[Data items]
= = = = = = =
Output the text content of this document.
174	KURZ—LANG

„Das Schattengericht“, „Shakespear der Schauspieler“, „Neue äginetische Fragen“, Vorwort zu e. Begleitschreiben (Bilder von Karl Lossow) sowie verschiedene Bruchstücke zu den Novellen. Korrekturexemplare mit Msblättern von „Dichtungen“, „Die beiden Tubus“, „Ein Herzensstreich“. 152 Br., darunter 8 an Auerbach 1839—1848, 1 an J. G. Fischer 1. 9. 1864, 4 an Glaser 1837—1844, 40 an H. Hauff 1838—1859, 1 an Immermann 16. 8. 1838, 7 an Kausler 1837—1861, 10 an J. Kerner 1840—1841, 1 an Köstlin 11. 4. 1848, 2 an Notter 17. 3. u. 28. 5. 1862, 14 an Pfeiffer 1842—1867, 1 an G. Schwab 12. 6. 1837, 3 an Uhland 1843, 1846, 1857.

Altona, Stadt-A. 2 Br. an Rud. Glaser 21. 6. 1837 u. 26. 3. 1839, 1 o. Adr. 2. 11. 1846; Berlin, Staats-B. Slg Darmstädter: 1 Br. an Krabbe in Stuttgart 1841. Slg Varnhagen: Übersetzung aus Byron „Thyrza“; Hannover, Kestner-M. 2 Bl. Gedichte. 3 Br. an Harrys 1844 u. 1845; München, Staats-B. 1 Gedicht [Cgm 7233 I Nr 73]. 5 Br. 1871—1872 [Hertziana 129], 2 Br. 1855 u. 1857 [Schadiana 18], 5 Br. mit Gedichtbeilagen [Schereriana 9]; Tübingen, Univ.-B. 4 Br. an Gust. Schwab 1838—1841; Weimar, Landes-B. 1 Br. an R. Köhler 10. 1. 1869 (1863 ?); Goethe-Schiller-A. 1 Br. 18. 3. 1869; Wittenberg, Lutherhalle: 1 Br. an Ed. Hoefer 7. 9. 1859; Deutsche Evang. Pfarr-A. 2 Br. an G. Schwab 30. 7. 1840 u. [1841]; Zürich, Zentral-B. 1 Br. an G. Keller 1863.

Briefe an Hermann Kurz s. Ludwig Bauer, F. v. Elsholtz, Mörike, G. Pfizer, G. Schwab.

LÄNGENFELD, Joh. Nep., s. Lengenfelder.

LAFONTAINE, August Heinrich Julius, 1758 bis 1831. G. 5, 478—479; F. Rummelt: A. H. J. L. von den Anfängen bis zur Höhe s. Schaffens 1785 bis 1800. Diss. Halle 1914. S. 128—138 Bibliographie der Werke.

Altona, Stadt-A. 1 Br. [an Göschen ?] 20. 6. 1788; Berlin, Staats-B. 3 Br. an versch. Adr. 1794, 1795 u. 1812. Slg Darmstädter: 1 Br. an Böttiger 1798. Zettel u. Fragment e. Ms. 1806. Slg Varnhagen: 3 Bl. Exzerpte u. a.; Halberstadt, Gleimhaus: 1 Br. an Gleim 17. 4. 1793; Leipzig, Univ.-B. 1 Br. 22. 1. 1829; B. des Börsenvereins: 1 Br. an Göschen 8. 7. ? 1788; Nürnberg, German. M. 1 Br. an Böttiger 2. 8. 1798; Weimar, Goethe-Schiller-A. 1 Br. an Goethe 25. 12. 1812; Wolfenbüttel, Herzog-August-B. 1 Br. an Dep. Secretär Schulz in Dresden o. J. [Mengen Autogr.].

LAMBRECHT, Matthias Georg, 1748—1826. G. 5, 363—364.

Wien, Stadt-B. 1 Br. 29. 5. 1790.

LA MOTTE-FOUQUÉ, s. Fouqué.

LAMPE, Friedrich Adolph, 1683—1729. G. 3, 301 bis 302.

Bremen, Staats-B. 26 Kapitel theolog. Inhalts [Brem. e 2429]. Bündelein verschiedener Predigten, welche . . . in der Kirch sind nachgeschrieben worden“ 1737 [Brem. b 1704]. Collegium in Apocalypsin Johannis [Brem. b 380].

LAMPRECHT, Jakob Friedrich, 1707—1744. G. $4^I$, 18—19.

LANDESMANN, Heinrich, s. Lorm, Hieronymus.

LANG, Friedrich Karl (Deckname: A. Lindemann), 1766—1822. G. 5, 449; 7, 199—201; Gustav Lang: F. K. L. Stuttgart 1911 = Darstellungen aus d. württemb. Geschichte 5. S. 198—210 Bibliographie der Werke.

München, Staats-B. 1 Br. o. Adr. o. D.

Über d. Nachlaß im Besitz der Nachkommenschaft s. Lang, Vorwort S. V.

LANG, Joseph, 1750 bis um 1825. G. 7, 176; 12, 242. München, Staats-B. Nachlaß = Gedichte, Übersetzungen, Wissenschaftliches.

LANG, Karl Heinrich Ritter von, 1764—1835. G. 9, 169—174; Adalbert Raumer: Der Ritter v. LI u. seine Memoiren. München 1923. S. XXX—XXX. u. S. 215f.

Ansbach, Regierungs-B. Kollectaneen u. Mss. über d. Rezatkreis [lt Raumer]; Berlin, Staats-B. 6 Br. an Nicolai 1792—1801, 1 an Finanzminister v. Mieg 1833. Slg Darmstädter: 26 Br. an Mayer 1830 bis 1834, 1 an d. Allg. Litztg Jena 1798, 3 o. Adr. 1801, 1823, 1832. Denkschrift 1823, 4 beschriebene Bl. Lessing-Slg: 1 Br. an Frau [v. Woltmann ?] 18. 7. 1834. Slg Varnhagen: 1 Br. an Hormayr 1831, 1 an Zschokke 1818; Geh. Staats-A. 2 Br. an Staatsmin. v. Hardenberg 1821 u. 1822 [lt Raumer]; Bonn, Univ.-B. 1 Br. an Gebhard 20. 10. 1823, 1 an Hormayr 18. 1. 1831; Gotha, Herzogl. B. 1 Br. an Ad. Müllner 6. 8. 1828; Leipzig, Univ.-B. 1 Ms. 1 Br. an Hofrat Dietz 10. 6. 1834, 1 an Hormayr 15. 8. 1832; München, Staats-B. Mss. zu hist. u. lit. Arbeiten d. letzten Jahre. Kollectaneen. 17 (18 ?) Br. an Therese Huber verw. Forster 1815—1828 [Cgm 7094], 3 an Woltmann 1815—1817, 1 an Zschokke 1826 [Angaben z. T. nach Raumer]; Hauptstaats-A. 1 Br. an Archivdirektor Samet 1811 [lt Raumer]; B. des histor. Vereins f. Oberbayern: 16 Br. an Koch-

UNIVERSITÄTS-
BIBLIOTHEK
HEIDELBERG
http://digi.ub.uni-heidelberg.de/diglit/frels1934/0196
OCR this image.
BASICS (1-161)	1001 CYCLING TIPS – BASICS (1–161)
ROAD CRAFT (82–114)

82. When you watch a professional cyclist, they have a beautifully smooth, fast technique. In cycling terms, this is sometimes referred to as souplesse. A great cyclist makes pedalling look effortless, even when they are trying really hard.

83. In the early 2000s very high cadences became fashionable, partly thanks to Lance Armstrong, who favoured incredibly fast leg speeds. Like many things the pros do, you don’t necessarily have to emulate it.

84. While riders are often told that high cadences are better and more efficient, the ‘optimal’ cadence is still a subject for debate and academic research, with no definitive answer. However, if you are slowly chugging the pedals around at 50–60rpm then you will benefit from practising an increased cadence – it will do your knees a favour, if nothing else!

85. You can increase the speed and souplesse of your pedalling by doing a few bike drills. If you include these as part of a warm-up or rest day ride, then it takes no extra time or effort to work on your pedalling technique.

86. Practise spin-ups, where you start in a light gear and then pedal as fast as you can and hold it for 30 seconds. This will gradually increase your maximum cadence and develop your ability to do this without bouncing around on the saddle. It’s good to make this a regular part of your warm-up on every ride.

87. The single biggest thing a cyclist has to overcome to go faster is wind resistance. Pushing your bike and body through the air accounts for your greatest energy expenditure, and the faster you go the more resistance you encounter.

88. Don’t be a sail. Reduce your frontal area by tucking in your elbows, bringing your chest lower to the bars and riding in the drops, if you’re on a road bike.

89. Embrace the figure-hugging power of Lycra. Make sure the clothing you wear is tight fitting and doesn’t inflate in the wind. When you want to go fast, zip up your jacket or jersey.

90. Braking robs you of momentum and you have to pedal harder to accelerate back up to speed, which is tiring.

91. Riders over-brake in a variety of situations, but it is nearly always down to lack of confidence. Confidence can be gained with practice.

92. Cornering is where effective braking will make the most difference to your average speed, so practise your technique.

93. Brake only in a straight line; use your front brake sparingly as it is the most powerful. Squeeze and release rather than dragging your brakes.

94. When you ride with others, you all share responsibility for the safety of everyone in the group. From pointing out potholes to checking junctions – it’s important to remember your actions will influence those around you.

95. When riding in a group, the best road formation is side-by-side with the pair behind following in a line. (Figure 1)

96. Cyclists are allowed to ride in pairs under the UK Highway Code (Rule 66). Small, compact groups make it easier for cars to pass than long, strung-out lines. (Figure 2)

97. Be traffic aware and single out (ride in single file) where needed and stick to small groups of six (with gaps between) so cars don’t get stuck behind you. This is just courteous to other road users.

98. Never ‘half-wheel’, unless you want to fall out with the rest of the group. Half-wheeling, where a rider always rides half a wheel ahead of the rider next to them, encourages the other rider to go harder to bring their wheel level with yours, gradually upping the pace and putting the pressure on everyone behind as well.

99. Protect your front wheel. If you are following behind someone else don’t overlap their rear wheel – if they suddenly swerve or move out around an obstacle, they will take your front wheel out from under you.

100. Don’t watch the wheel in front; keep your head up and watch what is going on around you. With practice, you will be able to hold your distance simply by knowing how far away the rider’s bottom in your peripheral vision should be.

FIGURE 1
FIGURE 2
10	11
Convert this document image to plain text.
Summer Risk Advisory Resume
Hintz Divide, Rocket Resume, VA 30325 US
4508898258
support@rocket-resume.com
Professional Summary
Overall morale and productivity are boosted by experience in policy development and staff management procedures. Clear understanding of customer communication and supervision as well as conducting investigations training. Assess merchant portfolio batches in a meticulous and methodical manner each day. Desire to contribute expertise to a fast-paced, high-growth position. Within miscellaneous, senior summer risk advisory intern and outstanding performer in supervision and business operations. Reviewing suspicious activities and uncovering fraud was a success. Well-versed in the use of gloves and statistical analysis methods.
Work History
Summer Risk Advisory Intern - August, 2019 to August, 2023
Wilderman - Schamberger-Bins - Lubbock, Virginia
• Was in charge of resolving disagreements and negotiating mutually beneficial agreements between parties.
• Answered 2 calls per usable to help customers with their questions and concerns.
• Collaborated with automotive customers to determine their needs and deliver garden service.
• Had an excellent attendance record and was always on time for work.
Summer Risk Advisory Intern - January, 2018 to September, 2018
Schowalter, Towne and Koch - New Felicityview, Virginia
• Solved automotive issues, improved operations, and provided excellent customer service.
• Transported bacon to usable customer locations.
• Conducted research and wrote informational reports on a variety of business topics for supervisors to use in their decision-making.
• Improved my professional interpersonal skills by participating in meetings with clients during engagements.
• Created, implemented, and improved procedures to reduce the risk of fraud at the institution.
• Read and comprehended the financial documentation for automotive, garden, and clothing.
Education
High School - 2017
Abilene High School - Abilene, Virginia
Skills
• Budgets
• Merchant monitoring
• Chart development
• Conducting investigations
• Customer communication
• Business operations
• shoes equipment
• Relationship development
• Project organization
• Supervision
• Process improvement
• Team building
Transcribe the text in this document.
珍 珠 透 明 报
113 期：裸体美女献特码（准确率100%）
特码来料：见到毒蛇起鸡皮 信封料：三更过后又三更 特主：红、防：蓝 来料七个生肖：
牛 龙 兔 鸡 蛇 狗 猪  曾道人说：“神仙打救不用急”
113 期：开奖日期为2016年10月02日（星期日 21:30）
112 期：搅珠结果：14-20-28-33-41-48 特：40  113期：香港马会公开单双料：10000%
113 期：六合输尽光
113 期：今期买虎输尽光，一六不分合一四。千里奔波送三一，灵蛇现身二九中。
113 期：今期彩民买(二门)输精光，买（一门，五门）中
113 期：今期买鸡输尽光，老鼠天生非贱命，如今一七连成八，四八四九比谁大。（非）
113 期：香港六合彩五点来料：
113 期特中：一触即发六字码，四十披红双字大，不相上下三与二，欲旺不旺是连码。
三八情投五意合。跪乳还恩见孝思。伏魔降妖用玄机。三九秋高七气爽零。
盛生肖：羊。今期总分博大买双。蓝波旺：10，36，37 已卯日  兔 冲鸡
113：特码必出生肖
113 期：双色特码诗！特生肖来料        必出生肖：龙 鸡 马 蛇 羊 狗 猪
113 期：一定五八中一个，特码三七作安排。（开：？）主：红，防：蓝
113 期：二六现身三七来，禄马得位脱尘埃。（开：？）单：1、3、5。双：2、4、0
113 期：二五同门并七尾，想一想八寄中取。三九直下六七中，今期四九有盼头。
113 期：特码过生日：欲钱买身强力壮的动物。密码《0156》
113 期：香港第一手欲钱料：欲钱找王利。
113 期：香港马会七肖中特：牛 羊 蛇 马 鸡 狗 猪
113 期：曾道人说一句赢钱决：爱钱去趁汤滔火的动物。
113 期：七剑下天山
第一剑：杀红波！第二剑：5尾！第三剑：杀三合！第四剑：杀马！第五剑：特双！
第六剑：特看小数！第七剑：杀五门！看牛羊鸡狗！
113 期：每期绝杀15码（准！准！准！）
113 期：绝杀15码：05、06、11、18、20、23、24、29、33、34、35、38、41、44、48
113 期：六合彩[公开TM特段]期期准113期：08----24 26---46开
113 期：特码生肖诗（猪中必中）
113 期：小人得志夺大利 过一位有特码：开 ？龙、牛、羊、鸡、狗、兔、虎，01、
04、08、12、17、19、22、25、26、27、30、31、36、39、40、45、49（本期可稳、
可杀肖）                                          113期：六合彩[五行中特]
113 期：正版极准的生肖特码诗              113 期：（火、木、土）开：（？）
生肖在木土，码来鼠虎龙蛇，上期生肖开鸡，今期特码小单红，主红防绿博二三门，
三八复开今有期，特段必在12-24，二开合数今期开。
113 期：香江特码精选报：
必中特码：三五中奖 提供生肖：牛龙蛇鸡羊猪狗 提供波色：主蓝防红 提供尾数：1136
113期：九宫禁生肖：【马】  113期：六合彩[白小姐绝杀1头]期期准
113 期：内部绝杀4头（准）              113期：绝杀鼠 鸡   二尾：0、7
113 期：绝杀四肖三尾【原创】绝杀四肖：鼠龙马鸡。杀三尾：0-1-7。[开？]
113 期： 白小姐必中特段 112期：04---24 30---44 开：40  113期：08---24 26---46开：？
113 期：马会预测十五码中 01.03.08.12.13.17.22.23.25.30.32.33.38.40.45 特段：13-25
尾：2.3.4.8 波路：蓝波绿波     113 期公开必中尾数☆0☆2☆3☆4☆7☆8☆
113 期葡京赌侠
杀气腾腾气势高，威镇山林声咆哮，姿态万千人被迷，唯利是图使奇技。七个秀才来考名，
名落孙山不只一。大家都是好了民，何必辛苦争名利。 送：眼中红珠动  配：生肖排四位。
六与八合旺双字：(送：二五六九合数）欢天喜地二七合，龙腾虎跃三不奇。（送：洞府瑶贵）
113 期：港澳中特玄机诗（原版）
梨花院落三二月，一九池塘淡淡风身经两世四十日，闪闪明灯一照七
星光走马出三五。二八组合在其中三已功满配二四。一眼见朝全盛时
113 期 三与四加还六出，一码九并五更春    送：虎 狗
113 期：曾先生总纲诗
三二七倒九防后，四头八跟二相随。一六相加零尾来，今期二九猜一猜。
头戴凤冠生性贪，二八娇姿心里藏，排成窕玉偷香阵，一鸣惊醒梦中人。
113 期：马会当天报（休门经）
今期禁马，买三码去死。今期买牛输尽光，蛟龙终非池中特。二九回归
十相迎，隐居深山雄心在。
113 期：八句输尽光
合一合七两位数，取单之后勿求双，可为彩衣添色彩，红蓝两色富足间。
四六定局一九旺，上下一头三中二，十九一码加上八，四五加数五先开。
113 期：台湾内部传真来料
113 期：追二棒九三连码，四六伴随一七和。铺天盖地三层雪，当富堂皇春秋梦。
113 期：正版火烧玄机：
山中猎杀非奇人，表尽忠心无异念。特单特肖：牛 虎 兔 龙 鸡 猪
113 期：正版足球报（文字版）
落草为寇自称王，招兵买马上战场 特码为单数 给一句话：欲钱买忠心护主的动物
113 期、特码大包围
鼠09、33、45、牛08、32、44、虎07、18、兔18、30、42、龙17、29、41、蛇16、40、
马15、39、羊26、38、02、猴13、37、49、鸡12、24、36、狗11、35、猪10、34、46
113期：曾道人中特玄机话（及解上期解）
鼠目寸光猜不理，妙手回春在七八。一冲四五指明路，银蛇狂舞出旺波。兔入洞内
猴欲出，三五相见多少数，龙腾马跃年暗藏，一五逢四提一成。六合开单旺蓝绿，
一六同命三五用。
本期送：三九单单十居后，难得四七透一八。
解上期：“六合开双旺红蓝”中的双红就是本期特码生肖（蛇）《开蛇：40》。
= = = = = = =
#### Exercise:
In the records, locate each line holding the string "cadences" and copy it.

#### Completed exercise:
83. In the early 2000s very high cadences became fashionable, partly thanks to Lance Armstrong, who favoured incredibly fast leg speeds. Like many things the pros do, you don’t necessarily have to emulate it.
84. While riders are often told that high cadences are better and more efficient, the ‘optimal’ cadence is still a subject for debate and academic research, with no definitive answer. However, if you are slowly chugging the pedals around at 50–60rpm then you will benefit from practising an increased cadence – it will do your knees a favour, if nothing else!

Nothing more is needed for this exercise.